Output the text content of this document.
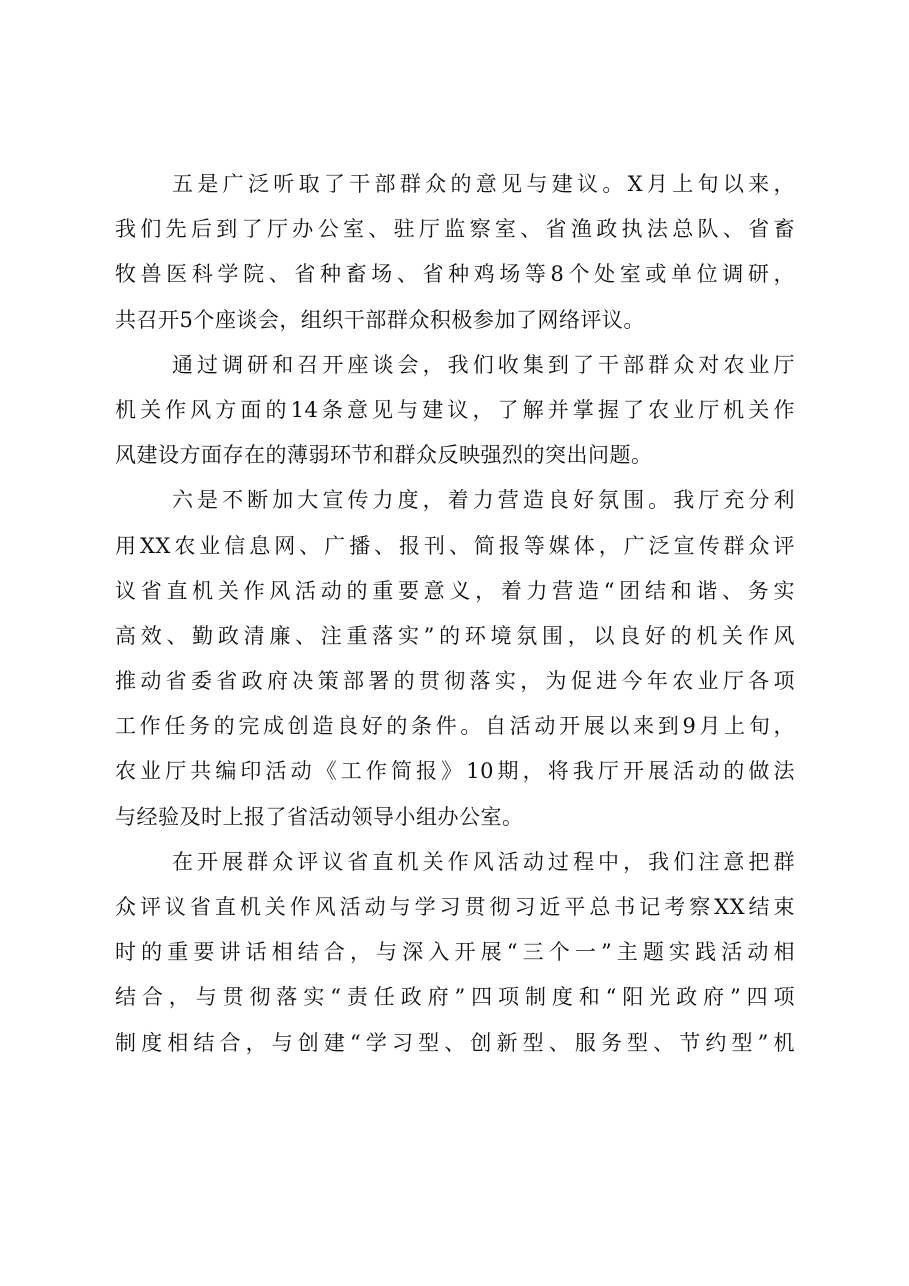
五是广泛听取了干部群众的意见与建议。X月上旬以来，
我们先后到了厅办公室、驻厅监察室、省渔政执法总队、省畜
牧兽医科学院、省种畜场、省种鸡场等8个处室或单位调研，
共召开5个座谈会，组织干部群众积极参加了网络评议。
通过调研和召开座谈会，我们收集到了干部群众对农业厅
机关作风方面的14条意见与建议，了解并掌握了农业厅机关作
风建设方面存在的薄弱环节和群众反映强烈的突出问题。
六是不断加大宣传力度，着力营造良好氛围。我厅充分利
用XX农业信息网、广播、报刊、简报等媒体，广泛宣传群众评
议省直机关作风活动的重要意义，着力营造“团结和谐、务实
高效、勤政清廉、注重落实”的环境氛围，以良好的机关作风
推动省委省政府决策部署的贯彻落实，为促进今年农业厅各项
工作任务的完成创造良好的条件。自活动开展以来到9月上旬，
农业厅共编印活动《工作简报》10期，将我厅开展活动的做法
与经验及时上报了省活动领导小组办公室。
在开展群众评议省直机关作风活动过程中，我们注意把群
众评议省直机关作风活动与学习贯彻习近平总书记考察XX结束
时的重要讲话相结合，与深入开展“三个一”主题实践活动相
结合，与贯彻落实“责任政府”四项制度和“阳光政府”四项
制度相结合，与创建“学习型、创新型、服务型、节约型”机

□ □ □ □ □

Requirements:
Return every line of the records exactly as given, pictures excluded.

In response:
Output the text content of this document.
五是广泛听取了干部群众的意见与建议。X月上旬以来，
我们先后到了厅办公室、驻厅监察室、省渔政执法总队、省畜
牧兽医科学院、省种畜场、省种鸡场等8个处室或单位调研，
共召开5个座谈会，组织干部群众积极参加了网络评议。
通过调研和召开座谈会，我们收集到了干部群众对农业厅
机关作风方面的14条意见与建议，了解并掌握了农业厅机关作
风建设方面存在的薄弱环节和群众反映强烈的突出问题。
六是不断加大宣传力度，着力营造良好氛围。我厅充分利
用XX农业信息网、广播、报刊、简报等媒体，广泛宣传群众评
议省直机关作风活动的重要意义，着力营造“团结和谐、务实
高效、勤政清廉、注重落实”的环境氛围，以良好的机关作风
推动省委省政府决策部署的贯彻落实，为促进今年农业厅各项
工作任务的完成创造良好的条件。自活动开展以来到9月上旬，
农业厅共编印活动《工作简报》10期，将我厅开展活动的做法
与经验及时上报了省活动领导小组办公室。
在开展群众评议省直机关作风活动过程中，我们注意把群
众评议省直机关作风活动与学习贯彻习近平总书记考察XX结束
时的重要讲话相结合，与深入开展“三个一”主题实践活动相
结合，与贯彻落实“责任政府”四项制度和“阳光政府”四项
制度相结合，与创建“学习型、创新型、服务型、节约型”机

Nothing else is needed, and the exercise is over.